Every entry must be repeated exactly. Exclude all pictures.

**Data excerpts**
## START
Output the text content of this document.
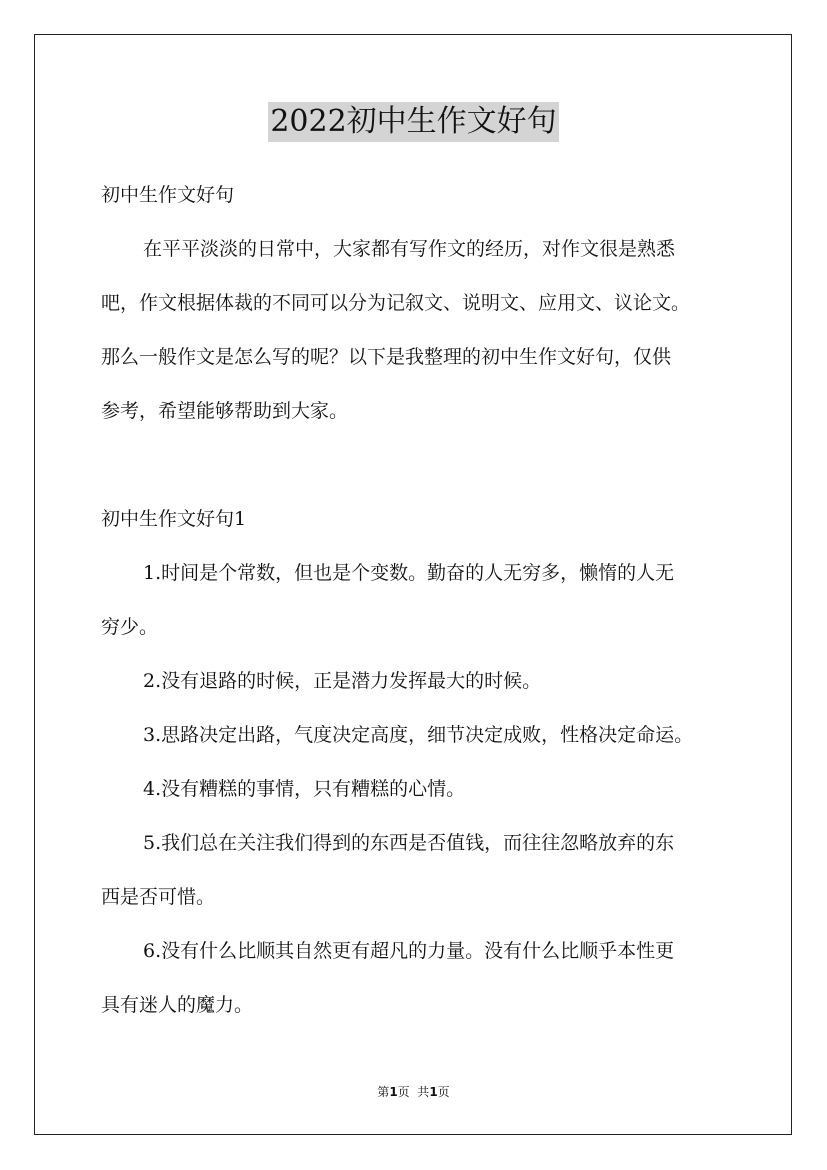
2022初中生作文好句
初中生作文好句
在平平淡淡的日常中，大家都有写作文的经历，对作文很是熟悉
吧，作文根据体裁的不同可以分为记叙文、说明文、应用文、议论文。
那么一般作文是怎么写的呢？以下是我整理的初中生作文好句，仅供
参考，希望能够帮助到大家。
初中生作文好句1
1.时间是个常数，但也是个变数。勤奋的人无穷多，懒惰的人无
穷少。
2.没有退路的时候，正是潜力发挥最大的时候。
3.思路决定出路，气度决定高度，细节决定成败，性格决定命运。
4.没有糟糕的事情，只有糟糕的心情。
5.我们总在关注我们得到的东西是否值钱，而往往忽略放弃的东
西是否可惜。
6.没有什么比顺其自然更有超凡的力量。没有什么比顺乎本性更
具有迷人的魔力。
第1页  共1页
## END
**Full answer**
Output the text content of this document.
2022初中生作文好句
初中生作文好句
在平平淡淡的日常中，大家都有写作文的经历，对作文很是熟悉
吧，作文根据体裁的不同可以分为记叙文、说明文、应用文、议论文。
那么一般作文是怎么写的呢？以下是我整理的初中生作文好句，仅供
参考，希望能够帮助到大家。
初中生作文好句1
1.时间是个常数，但也是个变数。勤奋的人无穷多，懒惰的人无
穷少。
2.没有退路的时候，正是潜力发挥最大的时候。
3.思路决定出路，气度决定高度，细节决定成败，性格决定命运。
4.没有糟糕的事情，只有糟糕的心情。
5.我们总在关注我们得到的东西是否值钱，而往往忽略放弃的东
西是否可惜。
6.没有什么比顺其自然更有超凡的力量。没有什么比顺乎本性更
具有迷人的魔力。
第1页  共1页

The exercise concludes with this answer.